──────── SUPPLIED ENTRIES

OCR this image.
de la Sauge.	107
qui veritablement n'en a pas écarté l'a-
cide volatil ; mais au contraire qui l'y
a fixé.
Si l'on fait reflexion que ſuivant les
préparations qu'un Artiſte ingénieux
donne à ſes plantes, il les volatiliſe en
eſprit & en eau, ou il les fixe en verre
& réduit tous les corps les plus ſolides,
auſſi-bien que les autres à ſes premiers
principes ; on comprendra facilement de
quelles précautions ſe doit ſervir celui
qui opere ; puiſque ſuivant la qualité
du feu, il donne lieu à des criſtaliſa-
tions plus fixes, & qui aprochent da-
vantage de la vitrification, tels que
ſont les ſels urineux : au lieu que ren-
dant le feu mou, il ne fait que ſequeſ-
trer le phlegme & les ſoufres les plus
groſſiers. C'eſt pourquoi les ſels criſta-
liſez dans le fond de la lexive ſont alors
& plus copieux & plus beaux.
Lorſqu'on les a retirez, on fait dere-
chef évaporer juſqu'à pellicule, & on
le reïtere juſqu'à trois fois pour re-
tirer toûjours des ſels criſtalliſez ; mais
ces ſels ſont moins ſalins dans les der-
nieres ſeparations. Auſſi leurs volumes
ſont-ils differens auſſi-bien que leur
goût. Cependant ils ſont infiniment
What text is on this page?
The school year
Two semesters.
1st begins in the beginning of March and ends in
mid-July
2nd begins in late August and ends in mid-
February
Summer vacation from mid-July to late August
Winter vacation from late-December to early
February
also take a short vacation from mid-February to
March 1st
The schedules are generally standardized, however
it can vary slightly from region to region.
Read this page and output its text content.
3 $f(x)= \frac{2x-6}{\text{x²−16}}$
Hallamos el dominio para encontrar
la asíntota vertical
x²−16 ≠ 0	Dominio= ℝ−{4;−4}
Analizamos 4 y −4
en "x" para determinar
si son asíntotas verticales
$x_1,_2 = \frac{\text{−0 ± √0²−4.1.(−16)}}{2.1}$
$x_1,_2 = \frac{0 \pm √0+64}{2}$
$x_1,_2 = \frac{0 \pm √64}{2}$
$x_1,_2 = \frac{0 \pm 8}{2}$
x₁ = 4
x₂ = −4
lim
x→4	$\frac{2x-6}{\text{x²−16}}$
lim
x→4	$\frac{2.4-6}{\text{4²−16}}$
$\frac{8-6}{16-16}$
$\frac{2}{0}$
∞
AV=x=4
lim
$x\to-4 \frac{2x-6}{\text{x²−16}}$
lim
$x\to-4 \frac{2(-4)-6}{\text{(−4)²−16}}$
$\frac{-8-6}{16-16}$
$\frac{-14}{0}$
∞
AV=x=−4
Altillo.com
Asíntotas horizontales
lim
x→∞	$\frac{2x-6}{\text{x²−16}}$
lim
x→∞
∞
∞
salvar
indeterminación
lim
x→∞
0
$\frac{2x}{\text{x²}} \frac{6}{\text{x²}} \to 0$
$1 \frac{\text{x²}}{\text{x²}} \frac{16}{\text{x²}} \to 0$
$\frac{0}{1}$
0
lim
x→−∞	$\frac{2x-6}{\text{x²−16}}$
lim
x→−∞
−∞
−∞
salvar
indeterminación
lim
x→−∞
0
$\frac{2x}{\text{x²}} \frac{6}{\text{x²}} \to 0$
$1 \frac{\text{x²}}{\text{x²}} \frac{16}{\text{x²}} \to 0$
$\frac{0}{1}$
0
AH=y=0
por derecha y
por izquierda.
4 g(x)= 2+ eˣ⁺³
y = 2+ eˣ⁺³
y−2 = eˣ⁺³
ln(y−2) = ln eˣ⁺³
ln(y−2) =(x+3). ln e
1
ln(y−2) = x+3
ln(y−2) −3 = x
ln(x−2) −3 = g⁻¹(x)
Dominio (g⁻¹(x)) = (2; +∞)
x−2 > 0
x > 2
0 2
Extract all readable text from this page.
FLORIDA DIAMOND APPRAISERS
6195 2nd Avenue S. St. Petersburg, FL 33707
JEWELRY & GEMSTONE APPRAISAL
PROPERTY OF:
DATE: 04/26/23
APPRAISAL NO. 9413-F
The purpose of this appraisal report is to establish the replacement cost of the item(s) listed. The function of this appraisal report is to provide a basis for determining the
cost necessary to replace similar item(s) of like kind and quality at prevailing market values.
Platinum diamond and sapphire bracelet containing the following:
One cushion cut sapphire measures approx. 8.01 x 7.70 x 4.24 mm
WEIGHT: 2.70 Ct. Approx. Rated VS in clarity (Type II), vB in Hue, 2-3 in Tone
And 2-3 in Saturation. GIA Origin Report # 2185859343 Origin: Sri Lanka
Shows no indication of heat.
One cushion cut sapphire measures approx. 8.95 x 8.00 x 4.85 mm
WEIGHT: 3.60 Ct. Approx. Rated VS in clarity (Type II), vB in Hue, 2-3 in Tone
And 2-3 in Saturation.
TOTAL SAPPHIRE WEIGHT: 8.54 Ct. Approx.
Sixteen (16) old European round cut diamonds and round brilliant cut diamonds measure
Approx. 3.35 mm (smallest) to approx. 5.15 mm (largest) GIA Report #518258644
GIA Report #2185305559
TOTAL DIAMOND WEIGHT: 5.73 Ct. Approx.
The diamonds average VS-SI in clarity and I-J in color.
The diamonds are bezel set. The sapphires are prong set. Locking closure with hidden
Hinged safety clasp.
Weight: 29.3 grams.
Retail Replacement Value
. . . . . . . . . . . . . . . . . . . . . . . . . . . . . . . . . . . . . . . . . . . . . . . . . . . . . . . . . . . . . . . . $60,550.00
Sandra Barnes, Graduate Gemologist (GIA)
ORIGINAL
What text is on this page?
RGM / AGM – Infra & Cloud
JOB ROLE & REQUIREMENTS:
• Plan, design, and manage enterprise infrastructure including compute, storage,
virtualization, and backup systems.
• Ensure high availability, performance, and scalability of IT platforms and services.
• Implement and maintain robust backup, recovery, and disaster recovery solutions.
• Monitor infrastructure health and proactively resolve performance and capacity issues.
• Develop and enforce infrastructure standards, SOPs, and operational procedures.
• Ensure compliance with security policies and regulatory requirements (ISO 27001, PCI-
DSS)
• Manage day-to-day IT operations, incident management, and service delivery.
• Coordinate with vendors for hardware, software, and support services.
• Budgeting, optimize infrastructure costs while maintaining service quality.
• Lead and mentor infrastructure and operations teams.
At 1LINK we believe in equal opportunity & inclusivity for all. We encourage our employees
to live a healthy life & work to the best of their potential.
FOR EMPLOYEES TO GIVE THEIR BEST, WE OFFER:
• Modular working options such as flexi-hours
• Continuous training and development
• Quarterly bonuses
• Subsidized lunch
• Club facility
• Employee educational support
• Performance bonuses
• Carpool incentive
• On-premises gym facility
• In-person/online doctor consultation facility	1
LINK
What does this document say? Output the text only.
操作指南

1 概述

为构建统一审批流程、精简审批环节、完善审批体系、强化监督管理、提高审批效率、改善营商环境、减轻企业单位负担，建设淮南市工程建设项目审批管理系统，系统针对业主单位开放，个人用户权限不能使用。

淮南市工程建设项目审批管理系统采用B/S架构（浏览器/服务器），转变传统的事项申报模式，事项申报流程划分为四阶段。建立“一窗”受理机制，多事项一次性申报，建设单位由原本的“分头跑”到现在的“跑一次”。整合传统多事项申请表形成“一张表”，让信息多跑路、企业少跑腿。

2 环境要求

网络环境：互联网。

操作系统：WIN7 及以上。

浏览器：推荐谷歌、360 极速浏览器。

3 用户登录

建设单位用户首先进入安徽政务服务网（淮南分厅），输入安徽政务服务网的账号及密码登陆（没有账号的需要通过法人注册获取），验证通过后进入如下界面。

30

────────────────

> _PROBLEM DESCRIPTION_
Copy every line from the entries that contains the word "March".

> _SOLVED PROBLEM_
1st begins in the beginning of March and ends in
March 1st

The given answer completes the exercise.